-- Do this --
Can you return the records unchanged, starting with the first line and going on through the line that contains "right-tick-label: 1005: [716, 306, 767, 332]"?

-- Extracted records --
============

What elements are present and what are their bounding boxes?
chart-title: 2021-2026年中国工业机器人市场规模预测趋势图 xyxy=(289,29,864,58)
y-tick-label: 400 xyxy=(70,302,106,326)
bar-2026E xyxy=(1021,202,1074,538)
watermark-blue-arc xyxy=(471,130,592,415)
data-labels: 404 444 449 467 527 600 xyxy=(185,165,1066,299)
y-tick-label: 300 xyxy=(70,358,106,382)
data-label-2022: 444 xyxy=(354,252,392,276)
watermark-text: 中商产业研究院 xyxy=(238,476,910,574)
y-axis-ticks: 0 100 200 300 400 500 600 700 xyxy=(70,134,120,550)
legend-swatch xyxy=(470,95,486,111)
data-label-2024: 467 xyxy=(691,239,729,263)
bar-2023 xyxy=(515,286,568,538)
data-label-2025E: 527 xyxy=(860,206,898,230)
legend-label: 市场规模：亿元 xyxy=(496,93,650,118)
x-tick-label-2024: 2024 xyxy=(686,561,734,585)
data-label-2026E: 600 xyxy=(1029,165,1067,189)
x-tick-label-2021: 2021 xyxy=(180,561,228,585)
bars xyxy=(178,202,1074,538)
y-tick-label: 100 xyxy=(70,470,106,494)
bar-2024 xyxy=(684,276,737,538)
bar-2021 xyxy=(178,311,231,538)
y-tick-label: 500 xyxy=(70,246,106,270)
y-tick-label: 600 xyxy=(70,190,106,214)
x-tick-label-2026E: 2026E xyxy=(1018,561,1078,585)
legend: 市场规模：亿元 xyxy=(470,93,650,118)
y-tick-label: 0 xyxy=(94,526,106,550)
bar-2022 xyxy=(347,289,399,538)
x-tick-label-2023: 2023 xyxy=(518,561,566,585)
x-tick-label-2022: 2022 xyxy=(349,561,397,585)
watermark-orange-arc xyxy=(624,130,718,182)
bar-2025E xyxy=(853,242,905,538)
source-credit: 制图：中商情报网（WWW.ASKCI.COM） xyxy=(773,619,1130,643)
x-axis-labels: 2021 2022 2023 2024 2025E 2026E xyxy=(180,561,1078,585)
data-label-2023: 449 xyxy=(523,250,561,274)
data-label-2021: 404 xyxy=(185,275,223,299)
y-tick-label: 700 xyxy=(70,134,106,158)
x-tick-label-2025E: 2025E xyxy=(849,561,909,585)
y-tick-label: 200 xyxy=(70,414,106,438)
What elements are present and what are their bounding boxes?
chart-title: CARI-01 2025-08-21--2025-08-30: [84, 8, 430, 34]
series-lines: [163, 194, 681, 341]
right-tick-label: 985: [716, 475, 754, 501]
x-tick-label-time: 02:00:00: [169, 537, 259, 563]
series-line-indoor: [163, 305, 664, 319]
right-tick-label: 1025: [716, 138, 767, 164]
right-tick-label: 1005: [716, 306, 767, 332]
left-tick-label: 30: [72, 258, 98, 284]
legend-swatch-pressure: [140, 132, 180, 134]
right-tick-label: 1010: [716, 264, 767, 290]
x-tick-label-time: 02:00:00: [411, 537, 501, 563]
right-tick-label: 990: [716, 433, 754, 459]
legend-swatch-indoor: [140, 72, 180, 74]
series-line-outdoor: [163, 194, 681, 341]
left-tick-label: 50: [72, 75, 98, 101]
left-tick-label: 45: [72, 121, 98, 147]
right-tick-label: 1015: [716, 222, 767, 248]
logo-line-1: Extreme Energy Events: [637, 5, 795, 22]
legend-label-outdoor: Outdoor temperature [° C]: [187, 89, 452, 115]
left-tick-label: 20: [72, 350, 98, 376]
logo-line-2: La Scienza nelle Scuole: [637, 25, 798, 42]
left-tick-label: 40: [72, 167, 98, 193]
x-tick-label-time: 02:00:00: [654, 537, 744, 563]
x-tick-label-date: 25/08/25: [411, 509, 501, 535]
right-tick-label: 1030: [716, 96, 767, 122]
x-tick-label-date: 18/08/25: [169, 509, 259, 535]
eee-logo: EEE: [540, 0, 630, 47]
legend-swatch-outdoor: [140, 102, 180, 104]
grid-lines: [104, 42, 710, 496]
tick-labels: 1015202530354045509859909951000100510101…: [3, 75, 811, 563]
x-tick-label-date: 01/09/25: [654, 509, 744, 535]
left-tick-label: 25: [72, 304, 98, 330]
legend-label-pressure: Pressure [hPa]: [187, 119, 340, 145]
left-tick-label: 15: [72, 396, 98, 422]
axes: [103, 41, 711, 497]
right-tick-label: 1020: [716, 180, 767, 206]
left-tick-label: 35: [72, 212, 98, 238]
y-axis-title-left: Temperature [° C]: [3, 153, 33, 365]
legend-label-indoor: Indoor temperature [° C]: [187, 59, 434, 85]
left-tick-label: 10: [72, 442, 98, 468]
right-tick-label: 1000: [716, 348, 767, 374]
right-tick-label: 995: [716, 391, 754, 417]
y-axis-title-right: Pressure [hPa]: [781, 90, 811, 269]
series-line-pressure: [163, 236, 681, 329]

============

-- Result for this exercise --
What elements are present and what are their bounding boxes?
chart-title: 2021-2026年中国工业机器人市场规模预测趋势图 xyxy=(289,29,864,58)
y-tick-label: 400 xyxy=(70,302,106,326)
bar-2026E xyxy=(1021,202,1074,538)
watermark-blue-arc xyxy=(471,130,592,415)
data-labels: 404 444 449 467 527 600 xyxy=(185,165,1066,299)
y-tick-label: 300 xyxy=(70,358,106,382)
data-label-2022: 444 xyxy=(354,252,392,276)
watermark-text: 中商产业研究院 xyxy=(238,476,910,574)
y-axis-ticks: 0 100 200 300 400 500 600 700 xyxy=(70,134,120,550)
legend-swatch xyxy=(470,95,486,111)
data-label-2024: 467 xyxy=(691,239,729,263)
bar-2023 xyxy=(515,286,568,538)
data-label-2025E: 527 xyxy=(860,206,898,230)
legend-label: 市场规模：亿元 xyxy=(496,93,650,118)
x-tick-label-2024: 2024 xyxy=(686,561,734,585)
data-label-2026E: 600 xyxy=(1029,165,1067,189)
x-tick-label-2021: 2021 xyxy=(180,561,228,585)
bars xyxy=(178,202,1074,538)
y-tick-label: 100 xyxy=(70,470,106,494)
bar-2024 xyxy=(684,276,737,538)
bar-2021 xyxy=(178,311,231,538)
y-tick-label: 500 xyxy=(70,246,106,270)
y-tick-label: 600 xyxy=(70,190,106,214)
x-tick-label-2026E: 2026E xyxy=(1018,561,1078,585)
legend: 市场规模：亿元 xyxy=(470,93,650,118)
y-tick-label: 0 xyxy=(94,526,106,550)
bar-2022 xyxy=(347,289,399,538)
x-tick-label-2023: 2023 xyxy=(518,561,566,585)
x-tick-label-2022: 2022 xyxy=(349,561,397,585)
watermark-orange-arc xyxy=(624,130,718,182)
bar-2025E xyxy=(853,242,905,538)
source-credit: 制图：中商情报网（WWW.ASKCI.COM） xyxy=(773,619,1130,643)
x-axis-labels: 2021 2022 2023 2024 2025E 2026E xyxy=(180,561,1078,585)
data-label-2023: 449 xyxy=(523,250,561,274)
data-label-2021: 404 xyxy=(185,275,223,299)
y-tick-label: 700 xyxy=(70,134,106,158)
x-tick-label-2025E: 2025E xyxy=(849,561,909,585)
y-tick-label: 200 xyxy=(70,414,106,438)
What elements are present and what are their bounding boxes?
chart-title: CARI-01 2025-08-21--2025-08-30: [84, 8, 430, 34]
series-lines: [163, 194, 681, 341]
right-tick-label: 985: [716, 475, 754, 501]
x-tick-label-time: 02:00:00: [169, 537, 259, 563]
series-line-indoor: [163, 305, 664, 319]
right-tick-label: 1025: [716, 138, 767, 164]
right-tick-label: 1005: [716, 306, 767, 332]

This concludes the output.